* GIVEN EXERCISE *
Where a line holds the string "dernier", return that line.
+++ DATA SUPPLIED +++
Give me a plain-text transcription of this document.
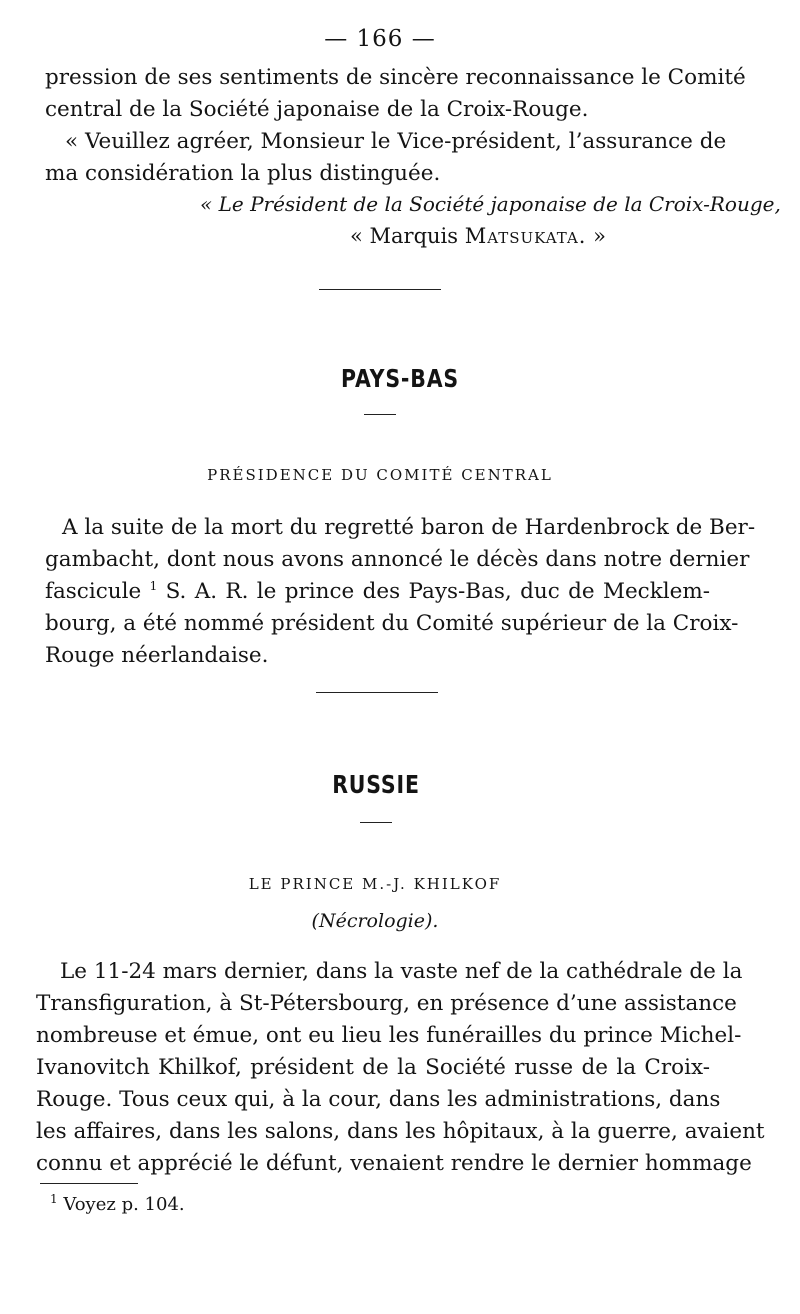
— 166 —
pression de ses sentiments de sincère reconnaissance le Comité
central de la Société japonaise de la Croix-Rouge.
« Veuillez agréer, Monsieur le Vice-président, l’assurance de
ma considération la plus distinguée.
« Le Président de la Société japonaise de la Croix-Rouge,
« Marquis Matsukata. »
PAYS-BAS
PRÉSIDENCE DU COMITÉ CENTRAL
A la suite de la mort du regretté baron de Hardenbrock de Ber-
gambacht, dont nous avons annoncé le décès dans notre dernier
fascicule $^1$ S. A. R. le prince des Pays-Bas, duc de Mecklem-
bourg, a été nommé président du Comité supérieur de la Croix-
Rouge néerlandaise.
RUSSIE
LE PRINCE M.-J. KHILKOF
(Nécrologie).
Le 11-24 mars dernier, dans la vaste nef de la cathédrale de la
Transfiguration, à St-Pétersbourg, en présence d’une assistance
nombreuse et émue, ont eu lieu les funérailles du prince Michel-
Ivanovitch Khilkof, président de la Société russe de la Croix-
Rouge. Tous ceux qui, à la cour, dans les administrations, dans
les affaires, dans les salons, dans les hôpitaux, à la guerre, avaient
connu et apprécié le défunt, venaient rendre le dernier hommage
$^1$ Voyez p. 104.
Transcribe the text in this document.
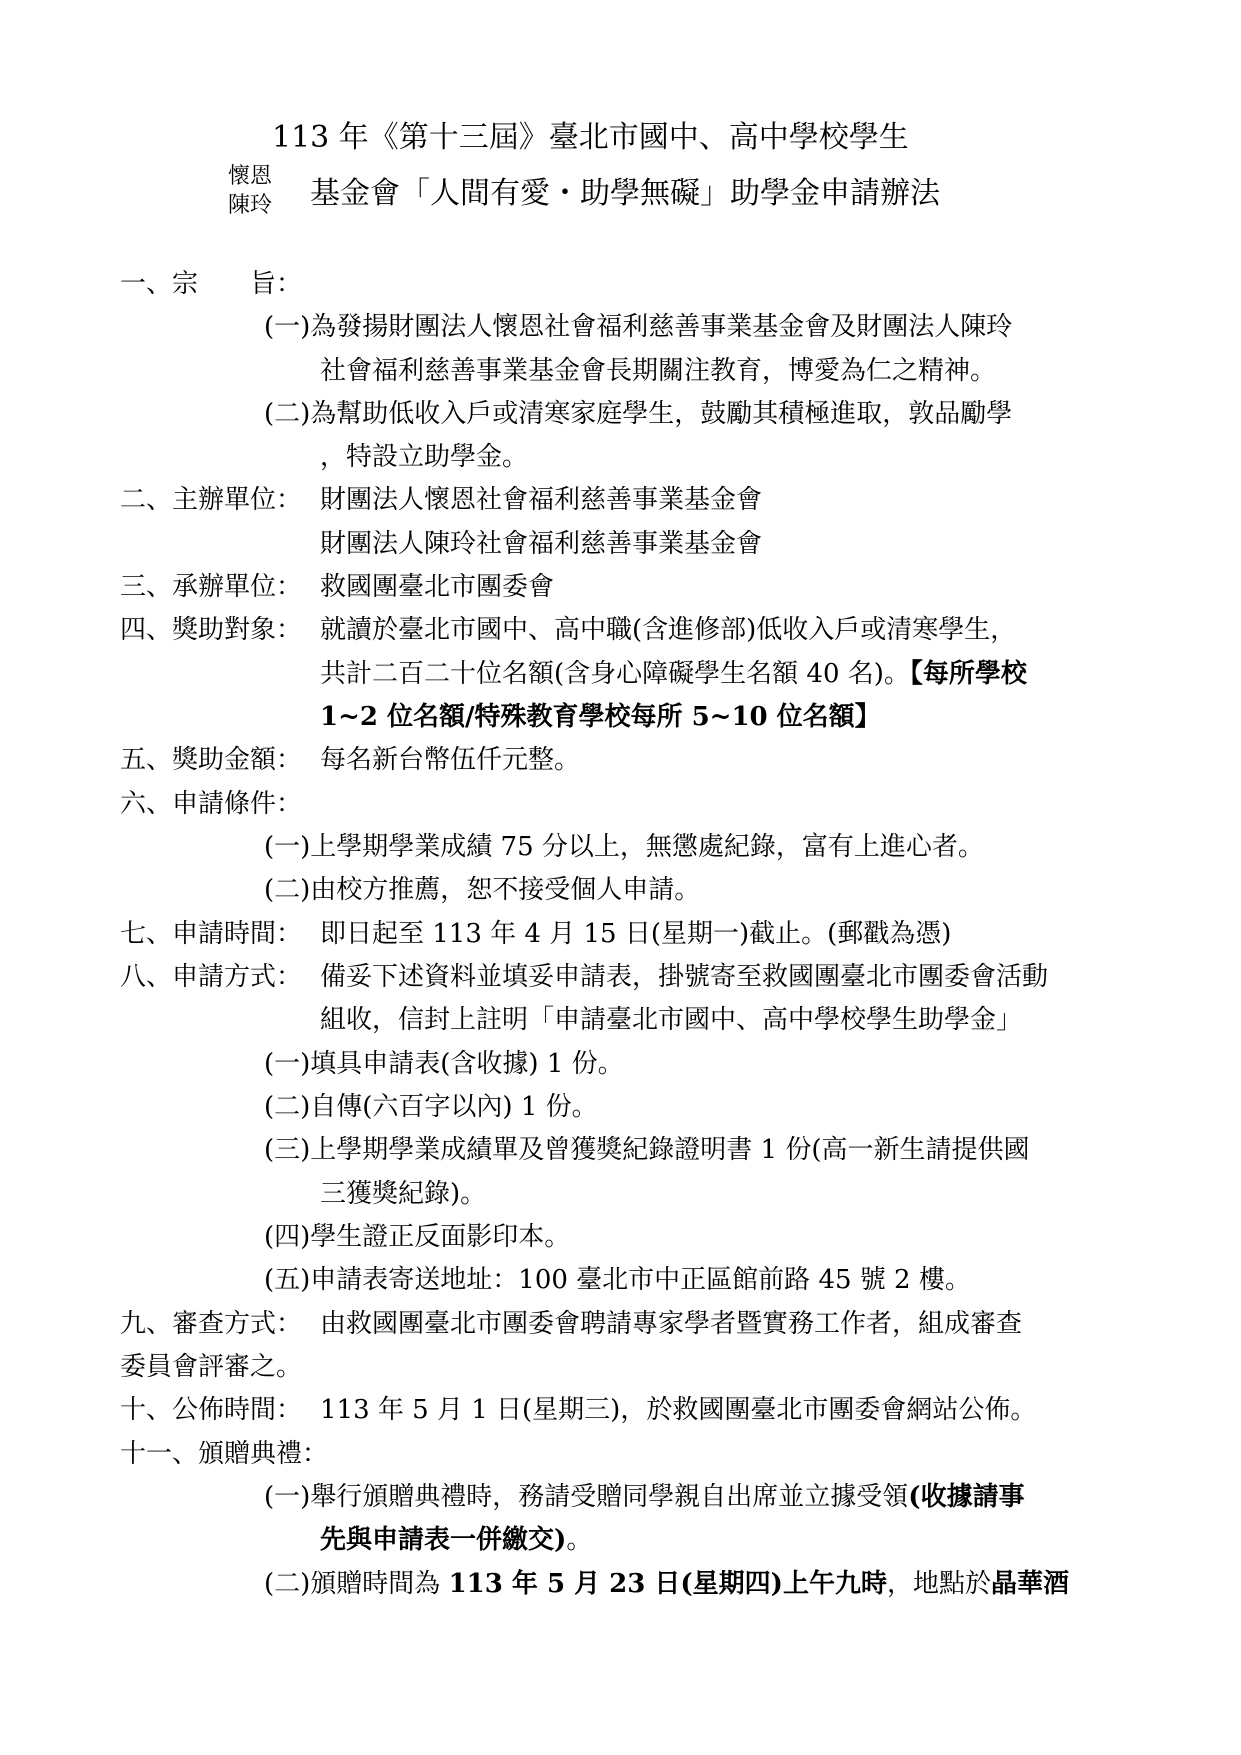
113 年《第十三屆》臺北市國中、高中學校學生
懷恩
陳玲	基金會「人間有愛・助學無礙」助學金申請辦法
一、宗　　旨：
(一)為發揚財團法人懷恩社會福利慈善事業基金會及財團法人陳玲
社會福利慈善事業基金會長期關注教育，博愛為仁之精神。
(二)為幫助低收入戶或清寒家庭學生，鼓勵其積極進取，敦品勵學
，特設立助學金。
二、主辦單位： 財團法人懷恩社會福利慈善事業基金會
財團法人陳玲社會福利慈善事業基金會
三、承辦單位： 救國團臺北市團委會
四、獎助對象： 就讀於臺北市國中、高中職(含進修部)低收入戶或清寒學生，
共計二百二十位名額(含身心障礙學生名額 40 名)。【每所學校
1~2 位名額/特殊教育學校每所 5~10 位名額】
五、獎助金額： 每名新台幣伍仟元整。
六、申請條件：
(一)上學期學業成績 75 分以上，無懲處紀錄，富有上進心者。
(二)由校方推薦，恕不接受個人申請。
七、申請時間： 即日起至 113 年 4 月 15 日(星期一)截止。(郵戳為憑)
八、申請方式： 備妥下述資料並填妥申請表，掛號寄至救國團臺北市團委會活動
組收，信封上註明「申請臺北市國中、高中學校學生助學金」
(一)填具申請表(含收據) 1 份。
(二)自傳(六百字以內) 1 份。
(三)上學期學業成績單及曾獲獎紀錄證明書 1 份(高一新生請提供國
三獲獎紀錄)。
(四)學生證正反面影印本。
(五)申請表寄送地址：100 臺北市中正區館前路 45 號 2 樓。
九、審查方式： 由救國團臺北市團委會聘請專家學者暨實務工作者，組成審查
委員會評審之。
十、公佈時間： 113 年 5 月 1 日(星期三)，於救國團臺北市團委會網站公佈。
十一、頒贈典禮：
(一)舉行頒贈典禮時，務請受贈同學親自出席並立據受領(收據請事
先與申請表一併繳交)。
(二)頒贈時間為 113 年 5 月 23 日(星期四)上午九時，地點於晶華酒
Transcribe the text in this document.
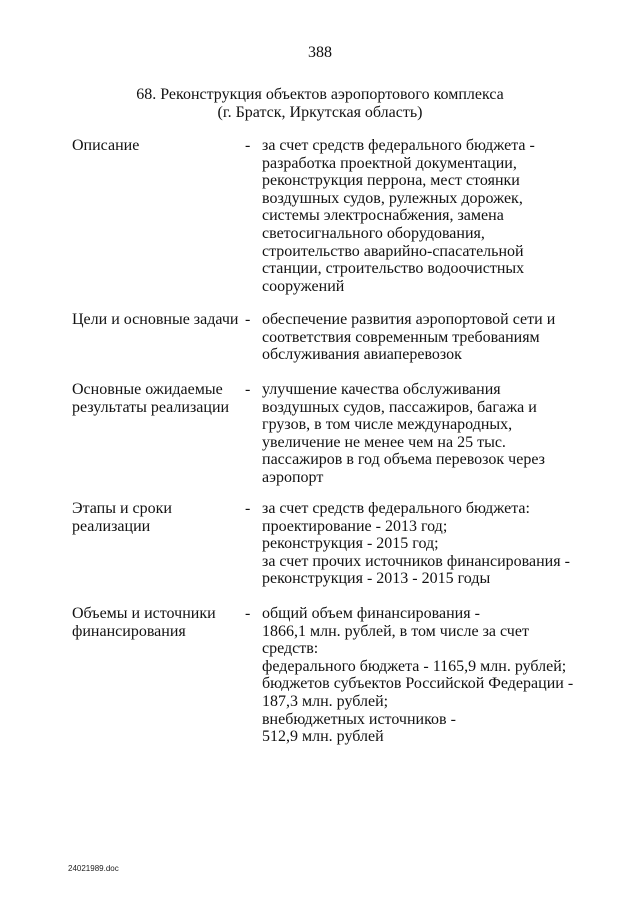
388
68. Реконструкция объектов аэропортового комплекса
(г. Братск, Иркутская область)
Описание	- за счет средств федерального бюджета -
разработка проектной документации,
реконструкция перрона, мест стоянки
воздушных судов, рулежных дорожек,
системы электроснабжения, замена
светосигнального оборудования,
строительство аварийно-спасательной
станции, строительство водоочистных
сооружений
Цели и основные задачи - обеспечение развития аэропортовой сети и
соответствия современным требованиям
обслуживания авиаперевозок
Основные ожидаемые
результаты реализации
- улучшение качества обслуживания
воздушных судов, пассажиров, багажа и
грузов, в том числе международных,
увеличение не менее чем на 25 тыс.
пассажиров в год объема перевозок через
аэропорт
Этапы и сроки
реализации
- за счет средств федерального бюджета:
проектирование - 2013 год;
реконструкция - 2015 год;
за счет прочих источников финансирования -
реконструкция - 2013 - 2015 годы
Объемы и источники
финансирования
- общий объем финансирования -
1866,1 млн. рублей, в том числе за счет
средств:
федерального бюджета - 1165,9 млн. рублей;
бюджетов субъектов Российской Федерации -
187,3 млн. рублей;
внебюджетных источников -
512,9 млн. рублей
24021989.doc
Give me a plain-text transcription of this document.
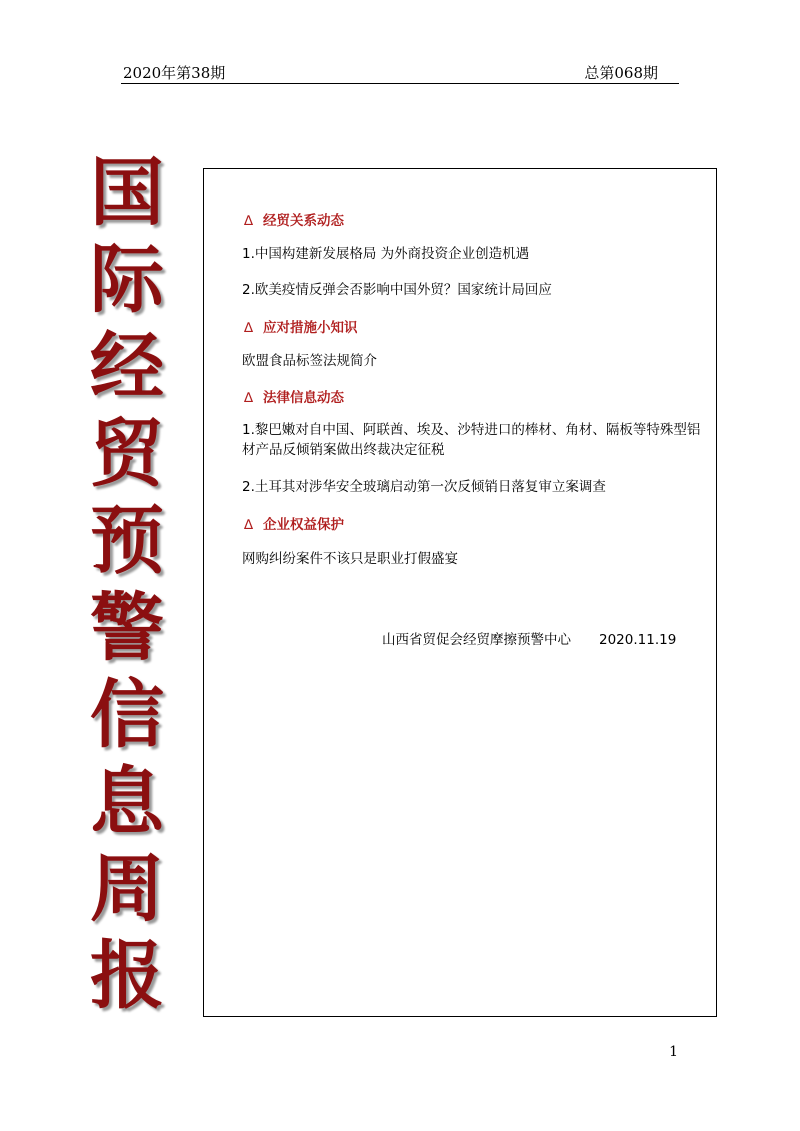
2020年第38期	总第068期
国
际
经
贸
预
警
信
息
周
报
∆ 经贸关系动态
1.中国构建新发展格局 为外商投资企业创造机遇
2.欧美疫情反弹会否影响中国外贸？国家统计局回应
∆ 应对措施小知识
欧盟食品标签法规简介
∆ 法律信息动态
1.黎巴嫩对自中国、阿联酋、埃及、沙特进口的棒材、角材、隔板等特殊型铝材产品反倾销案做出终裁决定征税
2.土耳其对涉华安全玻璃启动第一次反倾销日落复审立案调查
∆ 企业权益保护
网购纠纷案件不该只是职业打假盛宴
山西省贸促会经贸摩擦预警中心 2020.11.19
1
+++
* TASK ANSWER *
gambacht, dont nous avons annoncé le décès dans notre dernier
Le 11-24 mars dernier, dans la vaste nef de la cathédrale de la
connu et apprécié le défunt, venaient rendre le dernier hommage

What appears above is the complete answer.